Copy out the whole listing exactly as written, leaving the pictures behind.
***** DATA FOR THE TASK
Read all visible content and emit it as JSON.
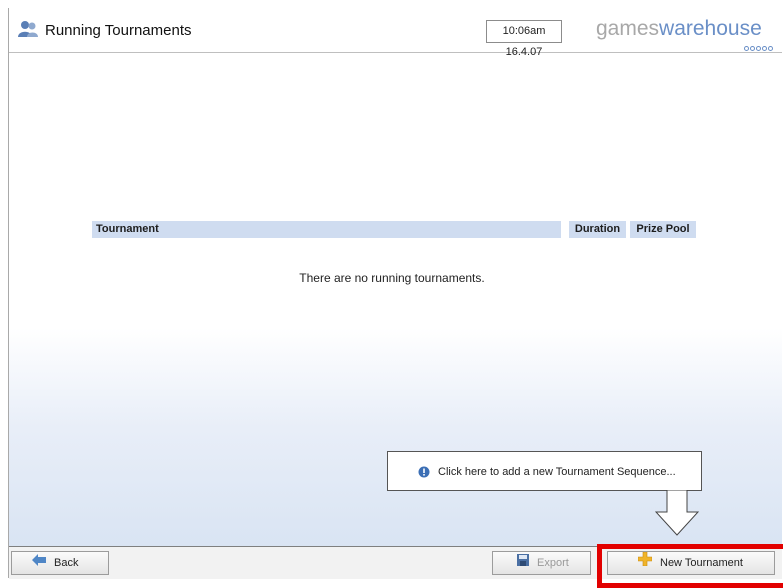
{
  "header": {
    "title": "Running Tournaments",
    "clock": "10:06am 16.4.07",
    "brand_games": "games",
    "brand_warehouse": "warehouse"
  },
  "table": {
    "columns": [
      "Tournament",
      "Duration",
      "Prize Pool"
    ],
    "empty_message": "There are no running tournaments."
  },
  "tooltip": {
    "text": "Click here to add a new Tournament Sequence..."
  },
  "footer": {
    "back_label": "Back",
    "export_label": "Export",
    "new_tournament_label": "New Tournament"
  },
  "colors": {
    "accent": "#6a8fc7",
    "table_header": "#cfdcf0",
    "highlight": "#e20000"
  },
  "icons": {
    "title": "users-icon",
    "tooltip": "info-bubble-icon",
    "back": "back-arrow-icon",
    "export": "save-disk-icon",
    "new": "plus-icon"
  }
}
**********
FINISHED ANSWER ::
Read all visible content and emit it as JSON.
{
  "header": {
    "title": "Running Tournaments",
    "clock": "10:06am 16.4.07",
    "brand_games": "games",
    "brand_warehouse": "warehouse"
  },
  "table": {
    "columns": [
      "Tournament",
      "Duration",
      "Prize Pool"
    ],
    "empty_message": "There are no running tournaments."
  },
  "tooltip": {
    "text": "Click here to add a new Tournament Sequence..."
  },
  "footer": {
    "back_label": "Back",
    "export_label": "Export",
    "new_tournament_label": "New Tournament"
  },
  "colors": {
    "accent": "#6a8fc7",
    "table_header": "#cfdcf0",
    "highlight": "#e20000"
  },
  "icons": {
    "title": "users-icon",
    "tooltip": "info-bubble-icon",
    "back": "back-arrow-icon",
    "export": "save-disk-icon",
    "new": "plus-icon"
  }
}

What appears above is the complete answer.